Exercise brief: Narrow the data below down to the lines containing "пятница".

Data entries:
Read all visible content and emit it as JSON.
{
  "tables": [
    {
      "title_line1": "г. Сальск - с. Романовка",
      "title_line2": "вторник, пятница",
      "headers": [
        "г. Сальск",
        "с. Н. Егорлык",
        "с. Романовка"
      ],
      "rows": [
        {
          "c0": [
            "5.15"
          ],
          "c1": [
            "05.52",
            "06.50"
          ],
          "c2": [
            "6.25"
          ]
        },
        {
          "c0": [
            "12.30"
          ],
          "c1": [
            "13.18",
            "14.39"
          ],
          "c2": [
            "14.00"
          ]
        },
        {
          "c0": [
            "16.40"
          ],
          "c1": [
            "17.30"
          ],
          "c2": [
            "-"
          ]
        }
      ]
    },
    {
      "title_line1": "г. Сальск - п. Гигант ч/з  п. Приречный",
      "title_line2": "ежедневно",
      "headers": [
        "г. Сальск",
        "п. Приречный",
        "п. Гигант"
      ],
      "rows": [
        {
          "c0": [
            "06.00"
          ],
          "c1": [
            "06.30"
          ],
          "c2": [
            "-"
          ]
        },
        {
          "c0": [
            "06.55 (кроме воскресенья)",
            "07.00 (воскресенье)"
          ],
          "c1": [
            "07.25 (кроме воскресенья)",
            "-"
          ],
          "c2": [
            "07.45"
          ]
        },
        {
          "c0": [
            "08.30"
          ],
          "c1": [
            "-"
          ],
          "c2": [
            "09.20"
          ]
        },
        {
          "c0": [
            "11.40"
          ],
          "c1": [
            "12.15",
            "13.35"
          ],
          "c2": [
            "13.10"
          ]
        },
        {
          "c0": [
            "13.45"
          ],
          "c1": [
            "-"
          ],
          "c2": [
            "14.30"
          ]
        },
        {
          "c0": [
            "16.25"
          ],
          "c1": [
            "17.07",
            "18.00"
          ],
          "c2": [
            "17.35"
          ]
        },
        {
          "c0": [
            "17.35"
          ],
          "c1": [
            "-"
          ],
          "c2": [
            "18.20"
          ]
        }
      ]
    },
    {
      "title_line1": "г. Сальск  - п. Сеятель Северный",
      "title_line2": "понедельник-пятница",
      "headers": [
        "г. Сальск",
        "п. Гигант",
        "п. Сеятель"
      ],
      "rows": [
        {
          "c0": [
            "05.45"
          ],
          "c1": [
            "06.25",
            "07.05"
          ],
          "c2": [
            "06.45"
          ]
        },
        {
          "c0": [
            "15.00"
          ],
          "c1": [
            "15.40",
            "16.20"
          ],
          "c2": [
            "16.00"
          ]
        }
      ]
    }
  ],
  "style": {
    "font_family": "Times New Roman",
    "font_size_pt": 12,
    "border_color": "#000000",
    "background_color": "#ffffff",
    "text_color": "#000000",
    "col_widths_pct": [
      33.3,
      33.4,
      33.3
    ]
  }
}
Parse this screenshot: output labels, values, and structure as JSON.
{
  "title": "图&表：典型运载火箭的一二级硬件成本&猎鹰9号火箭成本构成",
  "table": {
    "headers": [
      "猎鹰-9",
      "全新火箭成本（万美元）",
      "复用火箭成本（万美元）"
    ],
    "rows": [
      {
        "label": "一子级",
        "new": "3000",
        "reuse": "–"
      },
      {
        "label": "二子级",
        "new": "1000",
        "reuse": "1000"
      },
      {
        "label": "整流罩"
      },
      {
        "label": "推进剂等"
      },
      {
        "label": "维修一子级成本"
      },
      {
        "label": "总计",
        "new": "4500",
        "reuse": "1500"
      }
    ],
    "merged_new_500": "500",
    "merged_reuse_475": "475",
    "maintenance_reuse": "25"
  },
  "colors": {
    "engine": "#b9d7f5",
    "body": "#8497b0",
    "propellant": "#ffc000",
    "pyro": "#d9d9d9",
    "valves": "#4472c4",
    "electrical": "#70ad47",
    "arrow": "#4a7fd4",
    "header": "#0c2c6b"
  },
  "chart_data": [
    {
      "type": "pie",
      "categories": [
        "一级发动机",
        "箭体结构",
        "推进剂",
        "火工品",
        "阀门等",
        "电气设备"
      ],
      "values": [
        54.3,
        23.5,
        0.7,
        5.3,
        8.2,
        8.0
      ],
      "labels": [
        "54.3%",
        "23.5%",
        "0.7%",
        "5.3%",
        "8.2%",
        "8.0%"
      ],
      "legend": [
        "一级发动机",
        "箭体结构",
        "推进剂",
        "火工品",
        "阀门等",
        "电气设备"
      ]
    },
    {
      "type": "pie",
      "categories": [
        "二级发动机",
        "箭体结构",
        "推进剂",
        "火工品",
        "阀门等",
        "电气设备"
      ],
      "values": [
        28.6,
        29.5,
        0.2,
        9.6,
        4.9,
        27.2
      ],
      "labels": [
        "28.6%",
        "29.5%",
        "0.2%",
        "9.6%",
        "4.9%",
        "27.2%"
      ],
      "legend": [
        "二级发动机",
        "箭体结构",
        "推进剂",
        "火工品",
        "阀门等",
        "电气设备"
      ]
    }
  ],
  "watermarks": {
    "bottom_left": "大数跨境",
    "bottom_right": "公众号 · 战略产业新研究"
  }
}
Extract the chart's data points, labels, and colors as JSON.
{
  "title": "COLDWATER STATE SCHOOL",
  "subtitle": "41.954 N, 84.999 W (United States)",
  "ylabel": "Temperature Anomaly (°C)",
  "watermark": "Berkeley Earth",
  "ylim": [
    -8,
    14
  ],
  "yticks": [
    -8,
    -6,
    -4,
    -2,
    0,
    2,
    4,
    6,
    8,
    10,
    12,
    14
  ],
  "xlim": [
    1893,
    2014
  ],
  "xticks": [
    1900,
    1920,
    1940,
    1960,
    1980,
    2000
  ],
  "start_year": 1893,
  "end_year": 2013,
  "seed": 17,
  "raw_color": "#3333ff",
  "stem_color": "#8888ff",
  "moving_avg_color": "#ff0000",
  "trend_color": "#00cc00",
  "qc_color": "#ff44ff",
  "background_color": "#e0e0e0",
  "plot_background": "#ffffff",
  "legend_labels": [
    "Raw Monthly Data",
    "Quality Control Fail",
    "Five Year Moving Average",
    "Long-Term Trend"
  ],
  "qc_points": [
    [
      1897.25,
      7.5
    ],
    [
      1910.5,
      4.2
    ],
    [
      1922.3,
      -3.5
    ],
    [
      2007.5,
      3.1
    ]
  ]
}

Result of this task:
      "title_line2": "вторник, пятница",
      "title_line2": "понедельник-пятница",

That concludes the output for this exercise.